**Instruction**
You are to retype all of the data exactly as it appears.
===== Given information
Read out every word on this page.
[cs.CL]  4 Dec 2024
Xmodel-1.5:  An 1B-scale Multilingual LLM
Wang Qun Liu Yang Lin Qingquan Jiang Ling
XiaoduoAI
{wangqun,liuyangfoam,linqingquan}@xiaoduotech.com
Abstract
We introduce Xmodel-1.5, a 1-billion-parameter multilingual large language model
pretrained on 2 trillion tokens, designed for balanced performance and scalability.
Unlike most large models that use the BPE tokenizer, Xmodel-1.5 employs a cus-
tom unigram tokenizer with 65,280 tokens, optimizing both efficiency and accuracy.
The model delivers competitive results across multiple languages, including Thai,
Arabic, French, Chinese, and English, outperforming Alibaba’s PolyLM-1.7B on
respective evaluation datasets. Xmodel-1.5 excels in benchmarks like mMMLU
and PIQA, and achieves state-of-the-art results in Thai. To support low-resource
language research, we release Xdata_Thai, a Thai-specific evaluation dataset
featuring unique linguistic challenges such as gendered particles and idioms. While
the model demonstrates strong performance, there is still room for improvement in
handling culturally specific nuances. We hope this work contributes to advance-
==========
**Result for this task**
Read out every word on this page.
[cs.CL]  4 Dec 2024
Xmodel-1.5:  An 1B-scale Multilingual LLM
Wang Qun Liu Yang Lin Qingquan Jiang Ling
XiaoduoAI
{wangqun,liuyangfoam,linqingquan}@xiaoduotech.com
Abstract
We introduce Xmodel-1.5, a 1-billion-parameter multilingual large language model
pretrained on 2 trillion tokens, designed for balanced performance and scalability.
Unlike most large models that use the BPE tokenizer, Xmodel-1.5 employs a cus-
tom unigram tokenizer with 65,280 tokens, optimizing both efficiency and accuracy.
The model delivers competitive results across multiple languages, including Thai,
Arabic, French, Chinese, and English, outperforming Alibaba’s PolyLM-1.7B on
respective evaluation datasets. Xmodel-1.5 excels in benchmarks like mMMLU
and PIQA, and achieves state-of-the-art results in Thai. To support low-resource
language research, we release Xdata_Thai, a Thai-specific evaluation dataset
featuring unique linguistic challenges such as gendered particles and idioms. While
the model demonstrates strong performance, there is still room for improvement in
handling culturally specific nuances. We hope this work contributes to advance-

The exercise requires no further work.